## Task directions:
Repeat the listing that follows, character for character, minus the pictures.

## Provided data:
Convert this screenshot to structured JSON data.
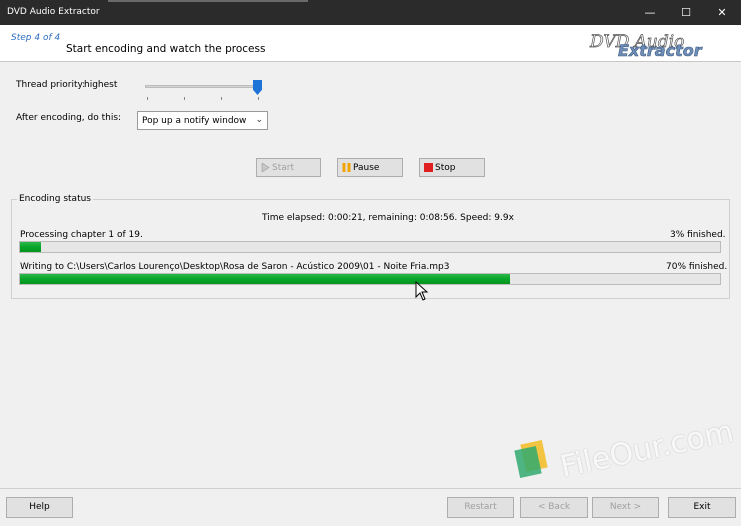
{
  "window": {
    "title": "DVD Audio Extractor",
    "controls": [
      "—",
      "☐",
      "✕"
    ]
  },
  "header": {
    "step": "Step 4 of 4",
    "title": "Start encoding and watch the process",
    "logo_line1": "DVD Audio",
    "logo_line2": "Extractor"
  },
  "settings": {
    "thread_priority_label": "Thread priority:",
    "thread_priority_value": "highest",
    "thread_priority_slider": 1.0,
    "after_encoding_label": "After encoding, do this:",
    "after_encoding_value": "Pop up a notify window"
  },
  "actions": {
    "start": "Start",
    "pause": "Pause",
    "stop": "Stop"
  },
  "status": {
    "group_label": "Encoding status",
    "time_line": "Time elapsed: 0:00:21, remaining: 0:08:56. Speed: 9.9x",
    "chapter_text": "Processing chapter 1 of 19.",
    "chapter_percent_text": "3% finished.",
    "chapter_progress": 0.03,
    "writing_text": "Writing to C:\\Users\\Carlos Lourenço\\Desktop\\Rosa de Saron - Acústico 2009\\01  - Noite Fria.mp3",
    "writing_percent_text": "70% finished.",
    "writing_progress": 0.7
  },
  "footer": {
    "help": "Help",
    "restart": "Restart",
    "back": "< Back",
    "next": "Next >",
    "exit": "Exit"
  },
  "watermark": {
    "text": "FileOur.com"
  },
  "colors": {
    "accent": "#1e73d6",
    "progress": "#07a52a",
    "titlebar": "#2b2b2b"
  }
}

## Finished task:
Convert this screenshot to structured JSON data.
{
  "window": {
    "title": "DVD Audio Extractor",
    "controls": [
      "—",
      "☐",
      "✕"
    ]
  },
  "header": {
    "step": "Step 4 of 4",
    "title": "Start encoding and watch the process",
    "logo_line1": "DVD Audio",
    "logo_line2": "Extractor"
  },
  "settings": {
    "thread_priority_label": "Thread priority:",
    "thread_priority_value": "highest",
    "thread_priority_slider": 1.0,
    "after_encoding_label": "After encoding, do this:",
    "after_encoding_value": "Pop up a notify window"
  },
  "actions": {
    "start": "Start",
    "pause": "Pause",
    "stop": "Stop"
  },
  "status": {
    "group_label": "Encoding status",
    "time_line": "Time elapsed: 0:00:21, remaining: 0:08:56. Speed: 9.9x",
    "chapter_text": "Processing chapter 1 of 19.",
    "chapter_percent_text": "3% finished.",
    "chapter_progress": 0.03,
    "writing_text": "Writing to C:\\Users\\Carlos Lourenço\\Desktop\\Rosa de Saron - Acústico 2009\\01  - Noite Fria.mp3",
    "writing_percent_text": "70% finished.",
    "writing_progress": 0.7
  },
  "footer": {
    "help": "Help",
    "restart": "Restart",
    "back": "< Back",
    "next": "Next >",
    "exit": "Exit"
  },
  "watermark": {
    "text": "FileOur.com"
  },
  "colors": {
    "accent": "#1e73d6",
    "progress": "#07a52a",
    "titlebar": "#2b2b2b"
  }
}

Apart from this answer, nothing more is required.